→ To do: In this exercise, return the whole listing exactly, excluding any images.
■ ■ ■
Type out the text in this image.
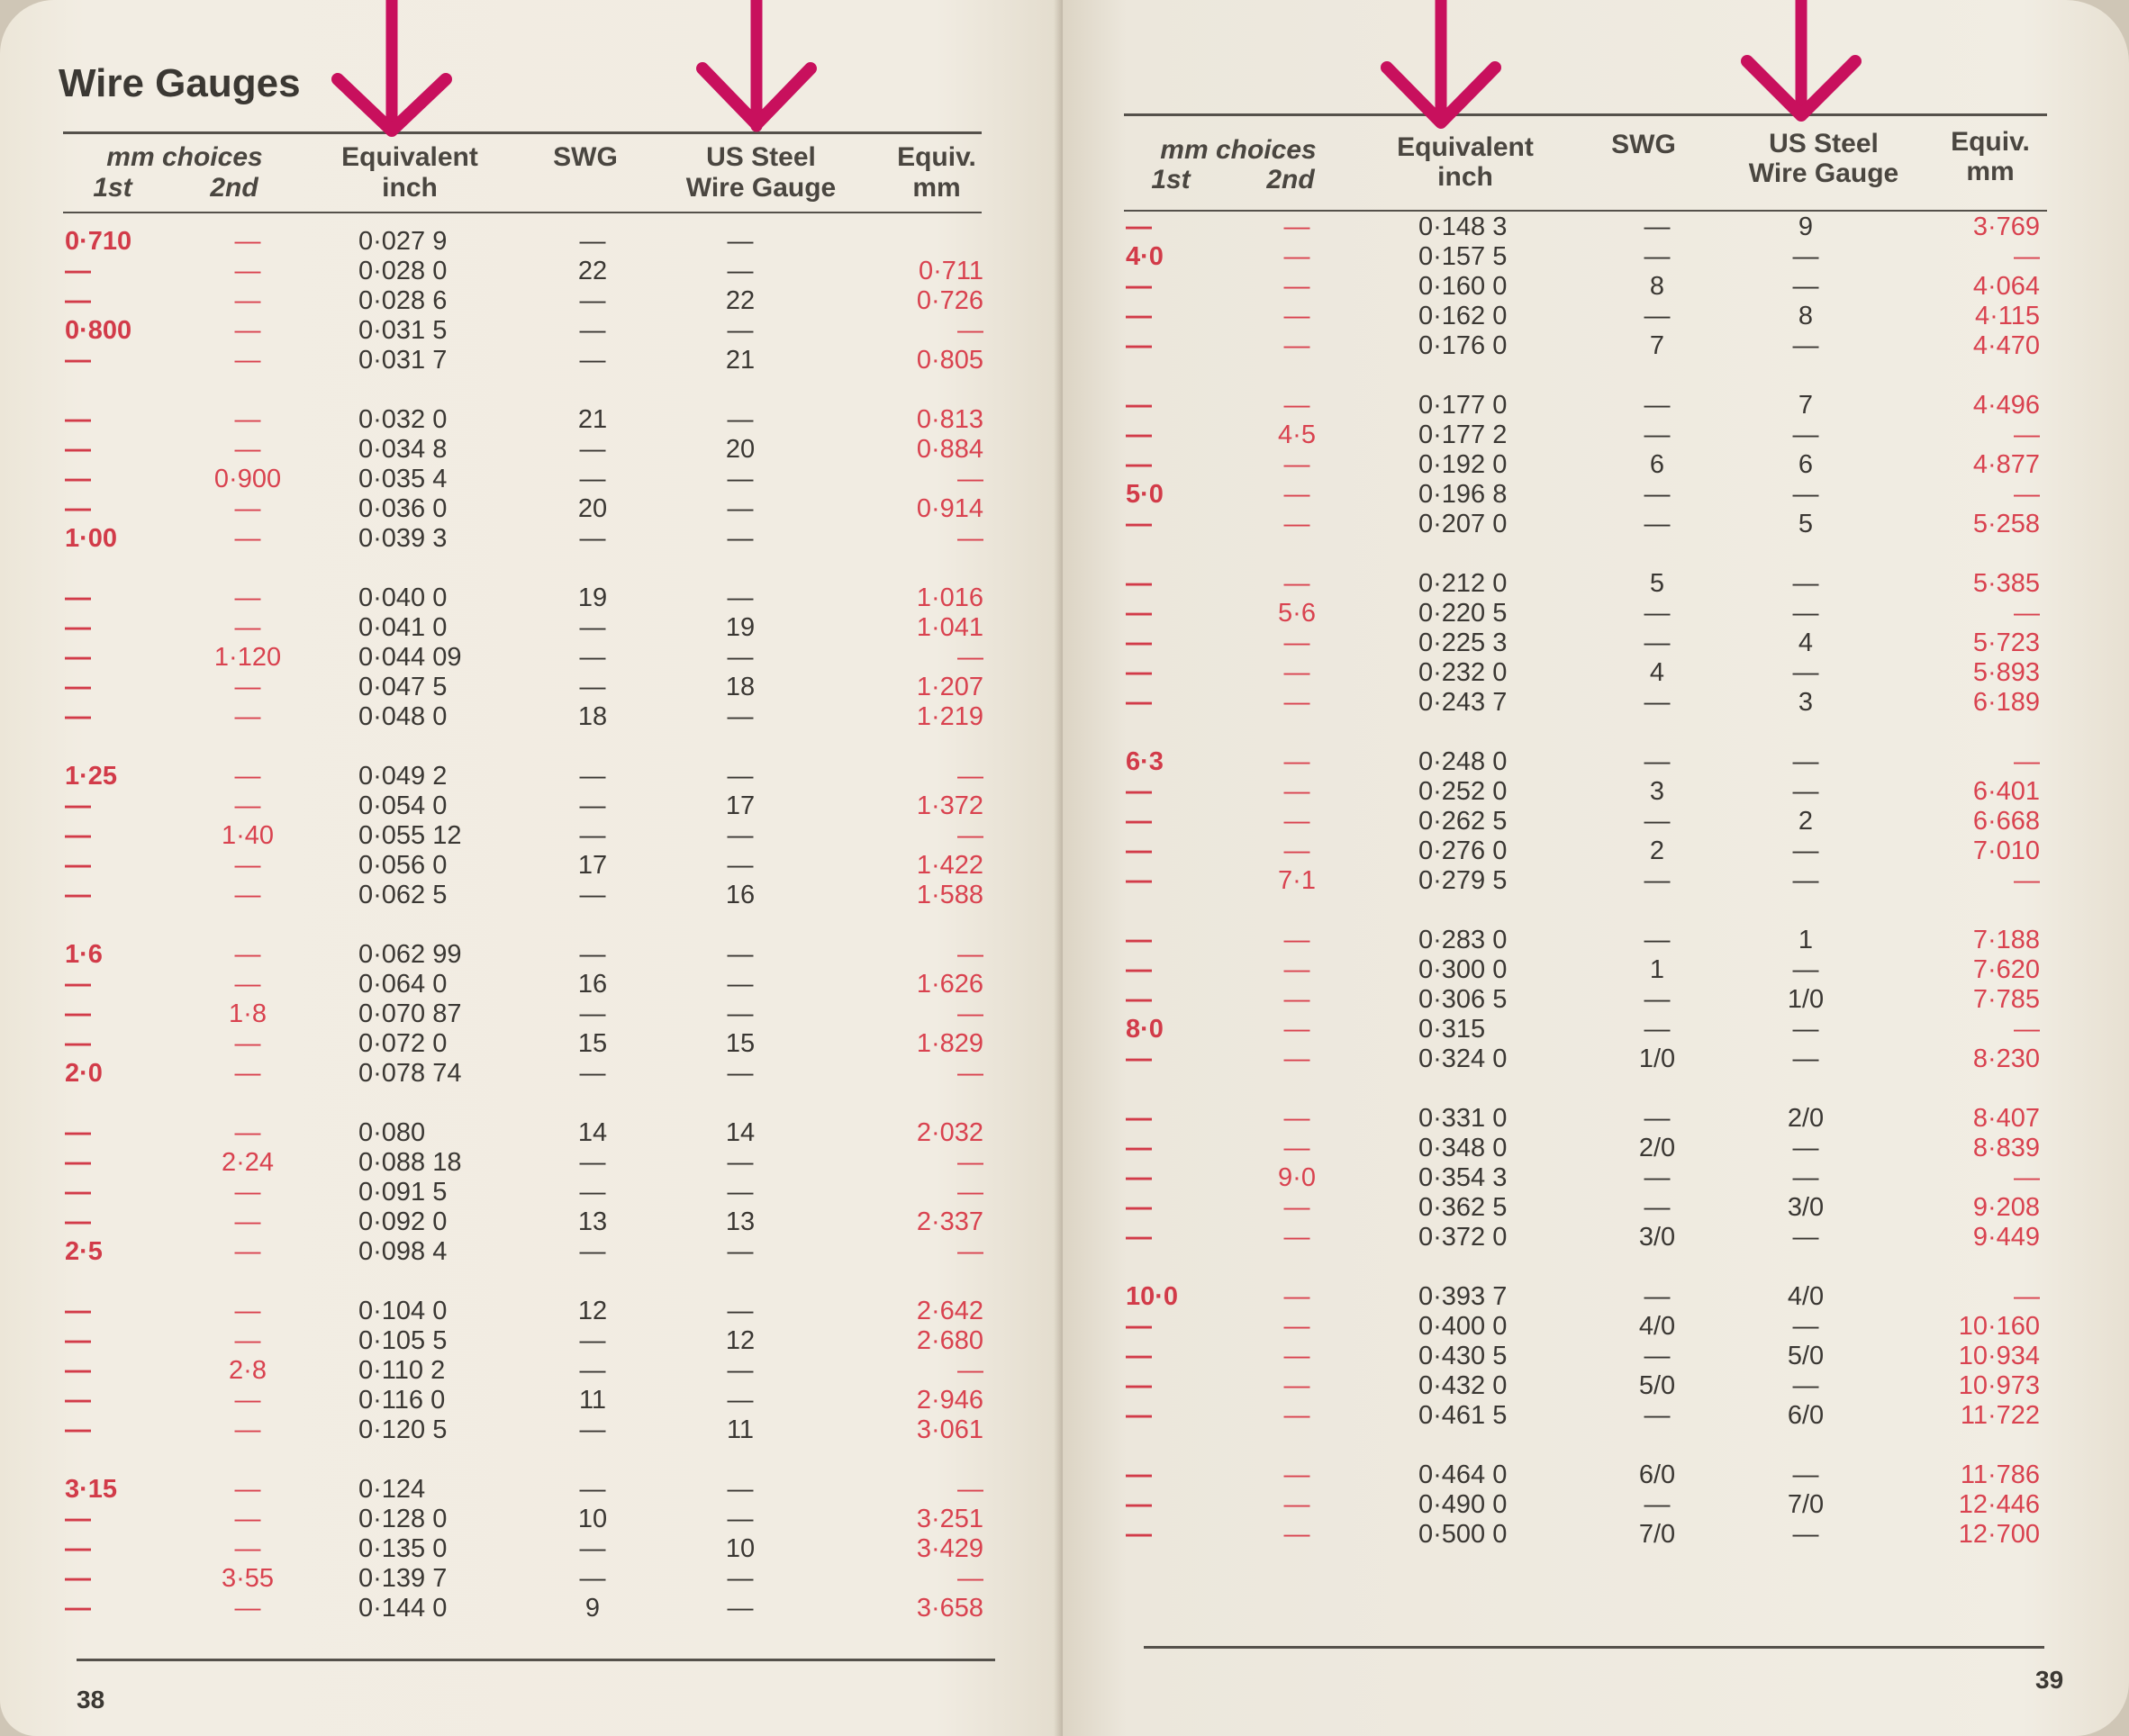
Wire Gauges
mm choices
1st	2nd
Equivalent
inch
SWG	US Steel
Wire Gauge
Equiv.
mm
0·710	—	0·027 9	—	—
—	—	0·028 0	22	—	0·711
—	—	0·028 6	—	22	0·726
0·800	—	0·031 5	—	—	—
—	—	0·031 7	—	21	0·805
—	—	0·032 0	21	—	0·813
—	—	0·034 8	—	20	0·884
—	0·900	0·035 4	—	—	—
—	—	0·036 0	20	—	0·914
1·00	—	0·039 3	—	—	—
—	—	0·040 0	19	—	1·016
—	—	0·041 0	—	19	1·041
—	1·120	0·044 09	—	—	—
—	—	0·047 5	—	18	1·207
—	—	0·048 0	18	—	1·219
1·25	—	0·049 2	—	—	—
—	—	0·054 0	—	17	1·372
—	1·40	0·055 12	—	—	—
—	—	0·056 0	17	—	1·422
—	—	0·062 5	—	16	1·588
1·6	—	0·062 99	—	—	—
—	—	0·064 0	16	—	1·626
—	1·8	0·070 87	—	—	—
—	—	0·072 0	15	15	1·829
2·0	—	0·078 74	—	—	—
—	—	0·080	14	14	2·032
—	2·24	0·088 18	—	—	—
—	—	0·091 5	—	—	—
—	—	0·092 0	13	13	2·337
2·5	—	0·098 4	—	—	—
—	—	0·104 0	12	—	2·642
—	—	0·105 5	—	12	2·680
—	2·8	0·110 2	—	—	—
—	—	0·116 0	11	—	2·946
—	—	0·120 5	—	11	3·061
3·15	—	0·124	—	—	—
—	—	0·128 0	10	—	3·251
—	—	0·135 0	—	10	3·429
—	3·55	0·139 7	—	—	—
—	—	0·144 0	9	—	3·658
38
mm choices
1st	2nd
Equivalent
inch
SWG	US Steel
Wire Gauge
Equiv.
mm
—	—	0·148 3	—	9	3·769
4·0	—	0·157 5	—	—	—
—	—	0·160 0	8	—	4·064
—	—	0·162 0	—	8	4·115
—	—	0·176 0	7	—	4·470
—	—	0·177 0	—	7	4·496
—	4·5	0·177 2	—	—	—
—	—	0·192 0	6	6	4·877
5·0	—	0·196 8	—	—	—
—	—	0·207 0	—	5	5·258
—	—	0·212 0	5	—	5·385
—	5·6	0·220 5	—	—	—
—	—	0·225 3	—	4	5·723
—	—	0·232 0	4	—	5·893
—	—	0·243 7	—	3	6·189
6·3	—	0·248 0	—	—	—
—	—	0·252 0	3	—	6·401
—	—	0·262 5	—	2	6·668
—	—	0·276 0	2	—	7·010
—	7·1	0·279 5	—	—	—
—	—	0·283 0	—	1	7·188
—	—	0·300 0	1	—	7·620
—	—	0·306 5	—	1/0	7·785
8·0	—	0·315	—	—	—
—	—	0·324 0	1/0	—	8·230
—	—	0·331 0	—	2/0	8·407
—	—	0·348 0	2/0	—	8·839
—	9·0	0·354 3	—	—	—
—	—	0·362 5	—	3/0	9·208
—	—	0·372 0	3/0	—	9·449
10·0	—	0·393 7	—	4/0	—
—	—	0·400 0	4/0	—	10·160
—	—	0·430 5	—	5/0	10·934
—	—	0·432 0	5/0	—	10·973
—	—	0·461 5	—	6/0	11·722
—	—	0·464 0	6/0	—	11·786
—	—	0·490 0	—	7/0	12·446
—	—	0·500 0	7/0	—	12·700
39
■ ■ ■
→ Exercise solution:
Type out the text in this image.
Wire Gauges
mm choices
1st	2nd
Equivalent
inch
SWG	US Steel
Wire Gauge
Equiv.
mm
0·710	—	0·027 9	—	—
—	—	0·028 0	22	—	0·711
—	—	0·028 6	—	22	0·726
0·800	—	0·031 5	—	—	—
—	—	0·031 7	—	21	0·805
—	—	0·032 0	21	—	0·813
—	—	0·034 8	—	20	0·884
—	0·900	0·035 4	—	—	—
—	—	0·036 0	20	—	0·914
1·00	—	0·039 3	—	—	—
—	—	0·040 0	19	—	1·016
—	—	0·041 0	—	19	1·041
—	1·120	0·044 09	—	—	—
—	—	0·047 5	—	18	1·207
—	—	0·048 0	18	—	1·219
1·25	—	0·049 2	—	—	—
—	—	0·054 0	—	17	1·372
—	1·40	0·055 12	—	—	—
—	—	0·056 0	17	—	1·422
—	—	0·062 5	—	16	1·588
1·6	—	0·062 99	—	—	—
—	—	0·064 0	16	—	1·626
—	1·8	0·070 87	—	—	—
—	—	0·072 0	15	15	1·829
2·0	—	0·078 74	—	—	—
—	—	0·080	14	14	2·032
—	2·24	0·088 18	—	—	—
—	—	0·091 5	—	—	—
—	—	0·092 0	13	13	2·337
2·5	—	0·098 4	—	—	—
—	—	0·104 0	12	—	2·642
—	—	0·105 5	—	12	2·680
—	2·8	0·110 2	—	—	—
—	—	0·116 0	11	—	2·946
—	—	0·120 5	—	11	3·061
3·15	—	0·124	—	—	—
—	—	0·128 0	10	—	3·251
—	—	0·135 0	—	10	3·429
—	3·55	0·139 7	—	—	—
—	—	0·144 0	9	—	3·658
38
mm choices
1st	2nd
Equivalent
inch
SWG	US Steel
Wire Gauge
Equiv.
mm
—	—	0·148 3	—	9	3·769
4·0	—	0·157 5	—	—	—
—	—	0·160 0	8	—	4·064
—	—	0·162 0	—	8	4·115
—	—	0·176 0	7	—	4·470
—	—	0·177 0	—	7	4·496
—	4·5	0·177 2	—	—	—
—	—	0·192 0	6	6	4·877
5·0	—	0·196 8	—	—	—
—	—	0·207 0	—	5	5·258
—	—	0·212 0	5	—	5·385
—	5·6	0·220 5	—	—	—
—	—	0·225 3	—	4	5·723
—	—	0·232 0	4	—	5·893
—	—	0·243 7	—	3	6·189
6·3	—	0·248 0	—	—	—
—	—	0·252 0	3	—	6·401
—	—	0·262 5	—	2	6·668
—	—	0·276 0	2	—	7·010
—	7·1	0·279 5	—	—	—
—	—	0·283 0	—	1	7·188
—	—	0·300 0	1	—	7·620
—	—	0·306 5	—	1/0	7·785
8·0	—	0·315	—	—	—
—	—	0·324 0	1/0	—	8·230
—	—	0·331 0	—	2/0	8·407
—	—	0·348 0	2/0	—	8·839
—	9·0	0·354 3	—	—	—
—	—	0·362 5	—	3/0	9·208
—	—	0·372 0	3/0	—	9·449
10·0	—	0·393 7	—	4/0	—
—	—	0·400 0	4/0	—	10·160
—	—	0·430 5	—	5/0	10·934
—	—	0·432 0	5/0	—	10·973
—	—	0·461 5	—	6/0	11·722
—	—	0·464 0	6/0	—	11·786
—	—	0·490 0	—	7/0	12·446
—	—	0·500 0	7/0	—	12·700
39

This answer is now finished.